TASK REQUIREMENTS —
Look through the records that follow. Copy every line containing the word "pivot".

EXERCISE MATERIAL —
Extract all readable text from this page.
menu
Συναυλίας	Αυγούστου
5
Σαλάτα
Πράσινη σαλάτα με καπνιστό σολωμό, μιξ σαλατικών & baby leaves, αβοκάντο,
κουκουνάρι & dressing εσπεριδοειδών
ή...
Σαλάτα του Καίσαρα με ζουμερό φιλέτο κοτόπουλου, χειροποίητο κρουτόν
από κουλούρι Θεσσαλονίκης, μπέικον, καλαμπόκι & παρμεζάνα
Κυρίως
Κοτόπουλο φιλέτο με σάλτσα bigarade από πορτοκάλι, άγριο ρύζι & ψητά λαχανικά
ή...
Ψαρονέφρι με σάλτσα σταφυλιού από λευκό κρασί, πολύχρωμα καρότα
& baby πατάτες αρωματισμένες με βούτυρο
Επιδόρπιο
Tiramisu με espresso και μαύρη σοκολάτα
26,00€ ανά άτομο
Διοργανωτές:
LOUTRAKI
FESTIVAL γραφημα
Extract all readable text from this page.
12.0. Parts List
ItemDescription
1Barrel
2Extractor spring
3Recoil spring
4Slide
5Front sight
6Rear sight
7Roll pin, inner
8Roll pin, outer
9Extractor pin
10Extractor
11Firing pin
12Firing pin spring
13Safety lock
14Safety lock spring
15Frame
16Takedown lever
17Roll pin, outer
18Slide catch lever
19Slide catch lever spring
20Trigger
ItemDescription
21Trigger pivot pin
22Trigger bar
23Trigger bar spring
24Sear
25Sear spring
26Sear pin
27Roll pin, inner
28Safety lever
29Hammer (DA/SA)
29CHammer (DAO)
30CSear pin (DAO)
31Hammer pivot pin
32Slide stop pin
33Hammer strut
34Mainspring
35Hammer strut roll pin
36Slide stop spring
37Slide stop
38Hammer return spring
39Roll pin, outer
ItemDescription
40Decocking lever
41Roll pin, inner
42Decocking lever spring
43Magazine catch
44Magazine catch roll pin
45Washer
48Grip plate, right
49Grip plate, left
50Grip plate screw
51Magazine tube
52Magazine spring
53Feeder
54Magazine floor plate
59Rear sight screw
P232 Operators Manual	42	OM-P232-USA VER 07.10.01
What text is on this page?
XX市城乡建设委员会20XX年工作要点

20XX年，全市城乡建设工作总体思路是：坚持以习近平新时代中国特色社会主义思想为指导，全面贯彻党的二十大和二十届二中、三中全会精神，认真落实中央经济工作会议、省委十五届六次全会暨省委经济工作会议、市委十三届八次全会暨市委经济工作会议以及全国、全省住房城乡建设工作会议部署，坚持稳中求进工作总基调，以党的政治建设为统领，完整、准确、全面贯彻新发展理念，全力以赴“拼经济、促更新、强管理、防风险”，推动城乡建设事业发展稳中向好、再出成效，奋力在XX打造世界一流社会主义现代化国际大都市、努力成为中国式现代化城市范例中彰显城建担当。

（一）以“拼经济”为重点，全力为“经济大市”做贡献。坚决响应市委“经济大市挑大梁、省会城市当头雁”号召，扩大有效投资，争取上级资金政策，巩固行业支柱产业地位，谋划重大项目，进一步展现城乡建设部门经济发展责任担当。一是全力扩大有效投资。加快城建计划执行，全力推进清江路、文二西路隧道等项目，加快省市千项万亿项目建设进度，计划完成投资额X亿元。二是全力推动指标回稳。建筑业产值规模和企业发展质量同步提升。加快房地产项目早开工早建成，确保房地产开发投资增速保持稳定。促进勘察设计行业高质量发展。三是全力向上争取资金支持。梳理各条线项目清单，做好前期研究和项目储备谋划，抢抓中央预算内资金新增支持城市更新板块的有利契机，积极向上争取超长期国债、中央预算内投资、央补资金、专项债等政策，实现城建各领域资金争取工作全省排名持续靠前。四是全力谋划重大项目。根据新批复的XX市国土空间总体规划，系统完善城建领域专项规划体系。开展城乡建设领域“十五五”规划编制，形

SOLUTION TO THIS PROBLEM —
21Trigger pivot pin
31Hammer pivot pin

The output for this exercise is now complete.